▸ O que fazer:
1. Repita, palavra por palavra, a parte do trecho sobre o regresso de José Eduardo dos Santos que começa em "Com o regresso" e termina em "governação de Angola.".
2. Dê seguimento ao trecho sobre o regresso de José Eduardo dos Santos a partir do ponto em que ele termina.

▸ Trecho do texto:
_ _ _ _ _

Com o regresso ao País, na semana passada, de José Eduardo dos Santos, acrescentei que o lançamento neste momento de "pontes" no seio do MPLA poderia contribuir para "sarar velhas feridas e reforçar o cimento da sua unidade interna" e para afastar os fantasmas do passado que, no presente, insistem em ensombrar a governação de Angola.

Acomodado o antigo Presidente na sua residência no Bairro Miramar, o meu amigo Amável Fernandes não tardou a augurar: "... espero que se entendam definitivamente sobre a portagem".

Mas, logo a seguir, com um olhar céptico e a alma vazia, um outro amigo interrogava:

"Como acreditar que venha a haver pactos - como o Fernando Pacheco tanto tem sugerido - ou a ser construídas pontes sem que os potenciais pactantes e/ou construtores - os partidos políticos - sejam capazes de inserir esse gesto na visão que não mostram ter do país?"

_ _ _ _ _

Itens listados num conjunto de dados
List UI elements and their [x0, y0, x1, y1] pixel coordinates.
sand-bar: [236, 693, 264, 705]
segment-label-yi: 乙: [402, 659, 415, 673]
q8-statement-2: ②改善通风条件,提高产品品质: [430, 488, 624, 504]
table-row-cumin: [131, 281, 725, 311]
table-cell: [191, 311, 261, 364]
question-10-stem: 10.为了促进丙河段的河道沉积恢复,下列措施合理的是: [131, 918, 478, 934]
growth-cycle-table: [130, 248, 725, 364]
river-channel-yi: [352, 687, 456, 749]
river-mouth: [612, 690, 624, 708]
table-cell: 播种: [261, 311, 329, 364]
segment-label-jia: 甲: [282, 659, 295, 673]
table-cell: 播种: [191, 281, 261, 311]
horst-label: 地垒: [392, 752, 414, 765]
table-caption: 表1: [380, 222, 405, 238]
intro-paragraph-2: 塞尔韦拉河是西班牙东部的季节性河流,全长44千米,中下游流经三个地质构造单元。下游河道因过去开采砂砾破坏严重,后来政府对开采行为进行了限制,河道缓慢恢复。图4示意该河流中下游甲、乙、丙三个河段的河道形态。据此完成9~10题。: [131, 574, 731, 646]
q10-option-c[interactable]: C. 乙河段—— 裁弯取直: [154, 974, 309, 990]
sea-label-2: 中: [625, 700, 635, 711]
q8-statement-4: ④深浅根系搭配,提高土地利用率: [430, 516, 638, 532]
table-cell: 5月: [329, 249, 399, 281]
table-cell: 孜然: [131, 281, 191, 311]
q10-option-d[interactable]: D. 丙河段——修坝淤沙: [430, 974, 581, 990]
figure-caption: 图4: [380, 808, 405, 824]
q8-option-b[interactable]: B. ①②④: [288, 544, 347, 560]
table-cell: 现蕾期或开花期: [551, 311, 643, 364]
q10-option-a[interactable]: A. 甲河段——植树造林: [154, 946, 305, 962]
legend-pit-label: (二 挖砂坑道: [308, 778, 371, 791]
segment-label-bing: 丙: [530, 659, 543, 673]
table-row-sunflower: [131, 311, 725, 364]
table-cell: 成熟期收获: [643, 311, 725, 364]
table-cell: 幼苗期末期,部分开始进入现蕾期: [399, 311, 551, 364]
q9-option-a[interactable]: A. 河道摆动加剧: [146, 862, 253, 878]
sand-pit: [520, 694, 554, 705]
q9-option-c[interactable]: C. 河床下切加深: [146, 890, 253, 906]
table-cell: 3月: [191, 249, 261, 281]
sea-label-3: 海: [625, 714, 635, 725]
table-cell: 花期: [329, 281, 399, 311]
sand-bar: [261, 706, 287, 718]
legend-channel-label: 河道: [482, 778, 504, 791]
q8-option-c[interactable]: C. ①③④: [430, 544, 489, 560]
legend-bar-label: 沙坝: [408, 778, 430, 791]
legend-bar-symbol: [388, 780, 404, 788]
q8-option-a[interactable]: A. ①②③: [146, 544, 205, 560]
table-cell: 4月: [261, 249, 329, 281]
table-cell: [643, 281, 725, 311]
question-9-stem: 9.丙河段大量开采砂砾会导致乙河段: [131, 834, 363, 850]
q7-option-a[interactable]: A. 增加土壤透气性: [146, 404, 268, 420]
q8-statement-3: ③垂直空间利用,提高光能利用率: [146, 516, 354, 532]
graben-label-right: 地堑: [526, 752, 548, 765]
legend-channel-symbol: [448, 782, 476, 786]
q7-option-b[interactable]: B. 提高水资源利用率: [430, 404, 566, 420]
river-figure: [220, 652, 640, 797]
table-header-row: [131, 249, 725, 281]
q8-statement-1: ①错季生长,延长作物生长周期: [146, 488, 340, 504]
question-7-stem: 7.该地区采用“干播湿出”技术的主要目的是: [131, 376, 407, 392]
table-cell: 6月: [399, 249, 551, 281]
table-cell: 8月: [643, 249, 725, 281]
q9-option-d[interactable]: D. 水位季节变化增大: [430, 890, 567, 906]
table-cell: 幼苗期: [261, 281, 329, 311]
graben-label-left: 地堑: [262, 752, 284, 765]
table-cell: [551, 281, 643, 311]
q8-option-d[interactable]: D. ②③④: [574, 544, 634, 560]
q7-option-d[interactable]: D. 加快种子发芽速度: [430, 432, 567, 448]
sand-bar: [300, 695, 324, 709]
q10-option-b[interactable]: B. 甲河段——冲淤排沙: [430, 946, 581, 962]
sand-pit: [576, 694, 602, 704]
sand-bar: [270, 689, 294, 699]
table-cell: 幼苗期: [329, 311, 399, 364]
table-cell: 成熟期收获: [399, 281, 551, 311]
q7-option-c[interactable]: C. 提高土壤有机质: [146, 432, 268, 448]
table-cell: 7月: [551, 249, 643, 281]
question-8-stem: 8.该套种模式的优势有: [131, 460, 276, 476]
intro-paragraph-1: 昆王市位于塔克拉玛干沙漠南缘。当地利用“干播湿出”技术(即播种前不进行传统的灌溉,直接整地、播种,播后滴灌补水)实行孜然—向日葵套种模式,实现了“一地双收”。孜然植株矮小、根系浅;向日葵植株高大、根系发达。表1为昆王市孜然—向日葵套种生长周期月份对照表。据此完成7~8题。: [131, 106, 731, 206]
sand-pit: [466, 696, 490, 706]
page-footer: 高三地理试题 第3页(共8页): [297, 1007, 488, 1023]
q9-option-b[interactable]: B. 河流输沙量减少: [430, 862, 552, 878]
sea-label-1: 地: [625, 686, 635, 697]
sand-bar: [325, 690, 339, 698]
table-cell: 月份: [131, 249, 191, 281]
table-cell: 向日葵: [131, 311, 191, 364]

_ _ _ _ _

▸ Respostas escritas:
1.
Com o regresso ao País, na semana passada, de José Eduardo dos Santos, acrescentei que o lançamento neste momento de "pontes" no seio do MPLA poderia contribuir para "sarar velhas feridas e reforçar o cimento da sua unidade interna" e para afastar os fantasmas do passado que, no presente, insistem em ensombrar a governação de Angola.

2.
Buca Boavida, o autor da pergunta, diante do repto que eu lançara aqui na semana passada - "estender pontes" -, de modo categórico, asseverava ainda que "só constróis uma ponte para seguir caminho (com os outros) se tens uma ideia (para todos), de para onde se quer ir, onde se quer chegar"...

Já o Fernando Pereira, com certa razão, não deixava também de lançar a sua farpa: "Quantos muros foram construídos depois da queda do Muro de Berlim"?

Disparado no mesmo dia em que, ao cair da tarde aterrava em Luanda José Eduardo dos Santos, ninguém imaginaria que, ao mesmo tempo que o Fernando fazia este reparo, afinal, estava já a ser congeminada a construção de novos "muros" e a destruição de novas "pontes"...

O torpedo atingiu a "caixa que mudou o mundo" e o seu disparo teve o efeito de um violento soco no estômago da liberdade de imprensa.

Primeiro foi a "intifada" projectada por alguns sectores extremistas da UNITA. De cabeça perdida e sem açoite, a "armada" acabou por despejar a sua ira irracional sobre jornalistas da TPA e da TV Zimbo.

Destapando parte da insalubridade política que tomou conta de algumas hostes das nossas agremiações partidárias, a sanha raivosa sujeitou-se à condenação geral da sociedade.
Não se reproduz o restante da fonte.